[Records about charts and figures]
========
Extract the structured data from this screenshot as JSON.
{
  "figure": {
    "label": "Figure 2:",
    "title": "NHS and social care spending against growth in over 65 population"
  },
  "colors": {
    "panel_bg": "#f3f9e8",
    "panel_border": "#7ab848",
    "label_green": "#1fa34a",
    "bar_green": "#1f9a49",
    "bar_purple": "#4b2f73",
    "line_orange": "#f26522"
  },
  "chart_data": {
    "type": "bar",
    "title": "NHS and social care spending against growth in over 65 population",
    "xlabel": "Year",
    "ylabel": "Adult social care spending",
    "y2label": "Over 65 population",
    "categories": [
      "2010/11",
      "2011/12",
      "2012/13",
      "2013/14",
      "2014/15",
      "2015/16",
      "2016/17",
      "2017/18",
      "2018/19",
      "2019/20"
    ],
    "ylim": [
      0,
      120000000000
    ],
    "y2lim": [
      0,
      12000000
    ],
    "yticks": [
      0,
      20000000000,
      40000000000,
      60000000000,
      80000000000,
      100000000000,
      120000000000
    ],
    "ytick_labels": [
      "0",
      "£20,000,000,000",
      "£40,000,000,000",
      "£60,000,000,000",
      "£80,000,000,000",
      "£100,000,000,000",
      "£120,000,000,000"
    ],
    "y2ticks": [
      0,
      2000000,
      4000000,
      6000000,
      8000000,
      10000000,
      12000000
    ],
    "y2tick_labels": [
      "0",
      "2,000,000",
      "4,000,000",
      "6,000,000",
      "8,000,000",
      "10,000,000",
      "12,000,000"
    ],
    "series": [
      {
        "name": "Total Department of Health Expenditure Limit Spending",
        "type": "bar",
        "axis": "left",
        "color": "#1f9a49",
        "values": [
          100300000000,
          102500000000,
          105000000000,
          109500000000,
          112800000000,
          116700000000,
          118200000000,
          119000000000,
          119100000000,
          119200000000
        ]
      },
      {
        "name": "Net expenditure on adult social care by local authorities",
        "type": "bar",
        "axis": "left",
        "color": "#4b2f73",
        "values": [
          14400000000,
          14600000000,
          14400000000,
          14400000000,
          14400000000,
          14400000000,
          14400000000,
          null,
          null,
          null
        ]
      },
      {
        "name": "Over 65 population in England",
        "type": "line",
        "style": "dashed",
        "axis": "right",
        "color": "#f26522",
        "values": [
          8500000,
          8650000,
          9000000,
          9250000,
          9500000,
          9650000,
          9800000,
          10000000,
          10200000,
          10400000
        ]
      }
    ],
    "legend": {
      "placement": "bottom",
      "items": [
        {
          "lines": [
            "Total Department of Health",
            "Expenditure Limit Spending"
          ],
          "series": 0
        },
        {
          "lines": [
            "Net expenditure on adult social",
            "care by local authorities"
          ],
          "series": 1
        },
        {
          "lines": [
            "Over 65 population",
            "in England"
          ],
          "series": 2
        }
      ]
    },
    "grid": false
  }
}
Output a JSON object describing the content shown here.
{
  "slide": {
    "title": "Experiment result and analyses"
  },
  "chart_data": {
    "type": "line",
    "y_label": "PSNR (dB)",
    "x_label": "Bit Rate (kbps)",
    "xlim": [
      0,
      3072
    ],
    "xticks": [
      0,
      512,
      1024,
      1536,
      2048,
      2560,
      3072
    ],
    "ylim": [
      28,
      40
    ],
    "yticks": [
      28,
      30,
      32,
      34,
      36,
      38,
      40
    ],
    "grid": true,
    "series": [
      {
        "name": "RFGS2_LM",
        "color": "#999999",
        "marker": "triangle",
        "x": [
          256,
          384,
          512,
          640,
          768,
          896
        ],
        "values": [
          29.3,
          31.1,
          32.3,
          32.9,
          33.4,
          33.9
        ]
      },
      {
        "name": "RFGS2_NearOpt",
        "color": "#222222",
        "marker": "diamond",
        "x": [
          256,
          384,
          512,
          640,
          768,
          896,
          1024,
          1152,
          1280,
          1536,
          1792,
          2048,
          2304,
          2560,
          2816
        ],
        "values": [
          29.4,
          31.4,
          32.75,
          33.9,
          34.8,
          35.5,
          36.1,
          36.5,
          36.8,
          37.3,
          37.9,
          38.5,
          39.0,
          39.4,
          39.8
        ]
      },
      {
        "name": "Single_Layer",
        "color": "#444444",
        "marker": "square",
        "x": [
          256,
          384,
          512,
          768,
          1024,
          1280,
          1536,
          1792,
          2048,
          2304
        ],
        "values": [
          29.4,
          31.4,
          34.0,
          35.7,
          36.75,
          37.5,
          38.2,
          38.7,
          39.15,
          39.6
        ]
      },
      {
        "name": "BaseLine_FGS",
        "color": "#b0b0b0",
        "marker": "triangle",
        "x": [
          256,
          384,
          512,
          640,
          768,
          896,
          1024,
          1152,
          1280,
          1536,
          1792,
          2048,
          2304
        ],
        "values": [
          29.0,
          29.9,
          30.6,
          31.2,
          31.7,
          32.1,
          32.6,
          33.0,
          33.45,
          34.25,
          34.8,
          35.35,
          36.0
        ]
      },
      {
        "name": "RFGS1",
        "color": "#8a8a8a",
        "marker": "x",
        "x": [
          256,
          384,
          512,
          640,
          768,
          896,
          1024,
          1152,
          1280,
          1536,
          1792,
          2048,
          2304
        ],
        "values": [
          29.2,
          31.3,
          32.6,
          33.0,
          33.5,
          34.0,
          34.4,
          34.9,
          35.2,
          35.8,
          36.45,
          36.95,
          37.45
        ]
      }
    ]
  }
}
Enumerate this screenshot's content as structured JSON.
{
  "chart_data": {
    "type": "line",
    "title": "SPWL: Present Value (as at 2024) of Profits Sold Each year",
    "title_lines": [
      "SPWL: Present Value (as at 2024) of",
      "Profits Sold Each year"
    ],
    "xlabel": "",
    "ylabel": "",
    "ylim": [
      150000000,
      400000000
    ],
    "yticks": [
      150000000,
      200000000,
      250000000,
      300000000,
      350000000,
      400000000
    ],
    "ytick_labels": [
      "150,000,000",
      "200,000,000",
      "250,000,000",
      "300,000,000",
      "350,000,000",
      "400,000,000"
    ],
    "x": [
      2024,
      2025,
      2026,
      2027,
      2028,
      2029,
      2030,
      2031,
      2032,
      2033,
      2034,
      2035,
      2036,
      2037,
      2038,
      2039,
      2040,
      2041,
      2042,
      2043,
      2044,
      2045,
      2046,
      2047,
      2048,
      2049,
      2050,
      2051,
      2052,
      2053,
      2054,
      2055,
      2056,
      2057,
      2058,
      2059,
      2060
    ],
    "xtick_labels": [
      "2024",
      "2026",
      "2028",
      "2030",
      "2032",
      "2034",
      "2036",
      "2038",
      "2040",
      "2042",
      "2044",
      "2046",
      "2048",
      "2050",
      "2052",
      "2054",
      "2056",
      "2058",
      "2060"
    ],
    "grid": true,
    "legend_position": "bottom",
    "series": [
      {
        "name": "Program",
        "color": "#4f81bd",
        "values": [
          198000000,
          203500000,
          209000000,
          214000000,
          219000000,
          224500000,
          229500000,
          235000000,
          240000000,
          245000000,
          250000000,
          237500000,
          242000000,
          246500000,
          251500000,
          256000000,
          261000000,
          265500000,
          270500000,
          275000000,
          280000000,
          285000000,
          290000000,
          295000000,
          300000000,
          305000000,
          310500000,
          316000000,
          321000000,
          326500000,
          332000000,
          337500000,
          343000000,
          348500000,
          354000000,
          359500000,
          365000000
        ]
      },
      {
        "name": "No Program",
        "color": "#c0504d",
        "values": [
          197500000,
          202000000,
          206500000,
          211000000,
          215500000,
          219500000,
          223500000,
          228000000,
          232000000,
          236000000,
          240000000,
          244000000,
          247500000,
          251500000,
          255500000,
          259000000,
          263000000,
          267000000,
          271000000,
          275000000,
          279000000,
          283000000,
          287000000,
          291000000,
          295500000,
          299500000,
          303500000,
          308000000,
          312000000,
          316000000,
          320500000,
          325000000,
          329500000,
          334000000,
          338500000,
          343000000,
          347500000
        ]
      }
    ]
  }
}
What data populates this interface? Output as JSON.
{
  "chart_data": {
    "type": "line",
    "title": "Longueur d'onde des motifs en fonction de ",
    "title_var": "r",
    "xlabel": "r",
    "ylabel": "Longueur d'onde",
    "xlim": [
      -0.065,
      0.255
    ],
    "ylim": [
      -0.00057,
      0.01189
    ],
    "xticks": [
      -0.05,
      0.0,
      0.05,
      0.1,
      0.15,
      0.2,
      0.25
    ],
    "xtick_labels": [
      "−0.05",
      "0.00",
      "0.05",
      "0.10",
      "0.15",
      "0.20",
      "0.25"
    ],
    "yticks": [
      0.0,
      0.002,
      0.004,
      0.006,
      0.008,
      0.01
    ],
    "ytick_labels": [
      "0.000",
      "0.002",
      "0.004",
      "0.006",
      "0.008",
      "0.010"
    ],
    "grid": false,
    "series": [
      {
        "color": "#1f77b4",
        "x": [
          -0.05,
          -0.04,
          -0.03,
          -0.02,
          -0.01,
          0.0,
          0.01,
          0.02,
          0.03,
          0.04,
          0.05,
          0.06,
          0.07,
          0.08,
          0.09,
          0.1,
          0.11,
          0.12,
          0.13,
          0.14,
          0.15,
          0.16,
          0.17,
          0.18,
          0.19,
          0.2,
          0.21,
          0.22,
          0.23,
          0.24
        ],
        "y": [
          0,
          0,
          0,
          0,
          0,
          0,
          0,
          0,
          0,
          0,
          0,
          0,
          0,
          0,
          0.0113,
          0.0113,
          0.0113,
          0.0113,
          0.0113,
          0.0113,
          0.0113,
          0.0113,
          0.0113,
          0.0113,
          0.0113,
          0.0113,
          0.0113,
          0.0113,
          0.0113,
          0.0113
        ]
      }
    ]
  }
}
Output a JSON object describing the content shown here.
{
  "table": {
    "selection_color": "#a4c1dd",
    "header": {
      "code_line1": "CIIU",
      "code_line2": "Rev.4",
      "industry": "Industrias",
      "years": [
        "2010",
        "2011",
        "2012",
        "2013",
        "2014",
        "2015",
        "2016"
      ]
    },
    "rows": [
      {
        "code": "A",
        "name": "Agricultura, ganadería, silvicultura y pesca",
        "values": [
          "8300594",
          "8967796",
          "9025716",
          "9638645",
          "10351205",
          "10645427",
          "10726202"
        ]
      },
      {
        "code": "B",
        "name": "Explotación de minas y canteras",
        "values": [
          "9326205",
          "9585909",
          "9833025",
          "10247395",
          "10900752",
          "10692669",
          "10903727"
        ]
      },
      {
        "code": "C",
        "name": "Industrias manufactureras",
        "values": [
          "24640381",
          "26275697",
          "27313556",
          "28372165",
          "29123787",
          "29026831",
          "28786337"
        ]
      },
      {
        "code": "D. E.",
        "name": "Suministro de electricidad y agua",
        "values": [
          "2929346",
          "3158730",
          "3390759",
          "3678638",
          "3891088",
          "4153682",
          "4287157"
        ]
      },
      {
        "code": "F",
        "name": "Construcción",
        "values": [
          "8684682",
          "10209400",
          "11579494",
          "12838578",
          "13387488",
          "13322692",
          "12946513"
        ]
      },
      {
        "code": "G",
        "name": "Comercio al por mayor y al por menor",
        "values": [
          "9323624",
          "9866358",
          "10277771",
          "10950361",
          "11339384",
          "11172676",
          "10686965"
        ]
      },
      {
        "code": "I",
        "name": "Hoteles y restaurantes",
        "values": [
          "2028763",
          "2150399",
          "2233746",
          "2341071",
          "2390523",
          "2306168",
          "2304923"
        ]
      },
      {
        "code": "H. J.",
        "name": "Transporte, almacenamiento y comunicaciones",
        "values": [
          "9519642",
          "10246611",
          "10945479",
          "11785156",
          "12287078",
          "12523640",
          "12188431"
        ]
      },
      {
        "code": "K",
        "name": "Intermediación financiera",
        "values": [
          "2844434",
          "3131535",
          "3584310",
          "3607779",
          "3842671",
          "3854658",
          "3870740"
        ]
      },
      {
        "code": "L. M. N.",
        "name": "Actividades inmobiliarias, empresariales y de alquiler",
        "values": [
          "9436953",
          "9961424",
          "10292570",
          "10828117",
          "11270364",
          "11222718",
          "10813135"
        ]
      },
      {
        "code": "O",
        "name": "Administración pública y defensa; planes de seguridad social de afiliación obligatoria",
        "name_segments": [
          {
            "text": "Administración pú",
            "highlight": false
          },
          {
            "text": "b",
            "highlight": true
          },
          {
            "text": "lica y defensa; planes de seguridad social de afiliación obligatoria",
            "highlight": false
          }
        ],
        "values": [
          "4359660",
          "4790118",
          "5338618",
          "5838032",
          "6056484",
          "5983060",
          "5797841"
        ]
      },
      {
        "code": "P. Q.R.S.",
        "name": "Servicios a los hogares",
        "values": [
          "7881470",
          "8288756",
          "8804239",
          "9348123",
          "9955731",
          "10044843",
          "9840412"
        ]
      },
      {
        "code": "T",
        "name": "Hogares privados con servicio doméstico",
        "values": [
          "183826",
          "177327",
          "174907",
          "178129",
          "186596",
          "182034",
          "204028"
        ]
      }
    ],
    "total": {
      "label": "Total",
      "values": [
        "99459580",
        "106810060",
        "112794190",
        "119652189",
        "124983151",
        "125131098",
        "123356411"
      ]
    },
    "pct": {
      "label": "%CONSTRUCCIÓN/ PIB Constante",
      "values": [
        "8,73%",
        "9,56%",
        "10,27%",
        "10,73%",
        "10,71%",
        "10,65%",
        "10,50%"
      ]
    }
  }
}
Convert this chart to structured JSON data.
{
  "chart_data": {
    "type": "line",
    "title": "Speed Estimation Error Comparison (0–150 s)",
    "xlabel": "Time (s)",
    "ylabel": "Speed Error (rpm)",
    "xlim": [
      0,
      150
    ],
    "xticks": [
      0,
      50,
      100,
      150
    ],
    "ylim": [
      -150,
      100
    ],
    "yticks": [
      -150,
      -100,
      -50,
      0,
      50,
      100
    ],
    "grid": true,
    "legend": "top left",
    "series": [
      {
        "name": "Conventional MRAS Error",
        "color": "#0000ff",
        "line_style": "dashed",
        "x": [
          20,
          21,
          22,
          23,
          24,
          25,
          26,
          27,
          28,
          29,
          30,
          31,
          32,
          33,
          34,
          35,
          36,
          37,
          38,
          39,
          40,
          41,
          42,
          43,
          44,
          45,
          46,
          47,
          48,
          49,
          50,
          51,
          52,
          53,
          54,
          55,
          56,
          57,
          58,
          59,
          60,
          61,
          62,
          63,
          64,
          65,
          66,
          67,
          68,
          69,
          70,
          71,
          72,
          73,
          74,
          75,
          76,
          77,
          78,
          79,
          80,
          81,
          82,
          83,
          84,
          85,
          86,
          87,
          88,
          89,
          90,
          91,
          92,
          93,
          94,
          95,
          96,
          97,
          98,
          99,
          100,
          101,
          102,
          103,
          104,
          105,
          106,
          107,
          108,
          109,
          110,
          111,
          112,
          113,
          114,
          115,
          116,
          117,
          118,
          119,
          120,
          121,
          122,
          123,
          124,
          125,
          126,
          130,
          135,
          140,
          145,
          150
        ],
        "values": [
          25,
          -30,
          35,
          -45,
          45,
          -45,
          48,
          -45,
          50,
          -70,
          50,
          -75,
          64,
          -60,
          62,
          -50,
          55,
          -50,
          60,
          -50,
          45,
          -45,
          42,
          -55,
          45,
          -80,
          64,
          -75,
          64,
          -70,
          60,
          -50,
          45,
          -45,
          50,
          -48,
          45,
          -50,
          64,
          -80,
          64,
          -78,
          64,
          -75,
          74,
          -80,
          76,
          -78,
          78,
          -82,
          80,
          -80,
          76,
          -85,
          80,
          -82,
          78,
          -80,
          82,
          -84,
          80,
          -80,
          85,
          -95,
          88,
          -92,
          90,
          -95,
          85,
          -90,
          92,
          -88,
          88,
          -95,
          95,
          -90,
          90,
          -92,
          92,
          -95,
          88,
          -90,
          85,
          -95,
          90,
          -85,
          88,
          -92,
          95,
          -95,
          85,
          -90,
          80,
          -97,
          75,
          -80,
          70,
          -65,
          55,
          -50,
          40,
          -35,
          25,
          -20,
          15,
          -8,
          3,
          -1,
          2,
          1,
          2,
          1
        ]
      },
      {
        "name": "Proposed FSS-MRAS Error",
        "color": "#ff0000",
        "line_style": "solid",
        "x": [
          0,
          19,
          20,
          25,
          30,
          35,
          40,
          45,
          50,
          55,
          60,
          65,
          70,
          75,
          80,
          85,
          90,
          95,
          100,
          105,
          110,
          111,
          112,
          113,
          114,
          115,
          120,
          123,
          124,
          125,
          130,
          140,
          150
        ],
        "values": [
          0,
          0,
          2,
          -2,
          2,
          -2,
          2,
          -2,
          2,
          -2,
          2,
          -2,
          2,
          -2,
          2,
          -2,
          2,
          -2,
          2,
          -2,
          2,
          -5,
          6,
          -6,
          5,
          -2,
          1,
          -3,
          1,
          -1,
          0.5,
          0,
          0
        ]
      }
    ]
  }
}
========
Find the word "MRAS" in the entries, and copy every line it shows up in.

        "name": "Conventional MRAS Error",
        "name": "Proposed FSS-MRAS Error",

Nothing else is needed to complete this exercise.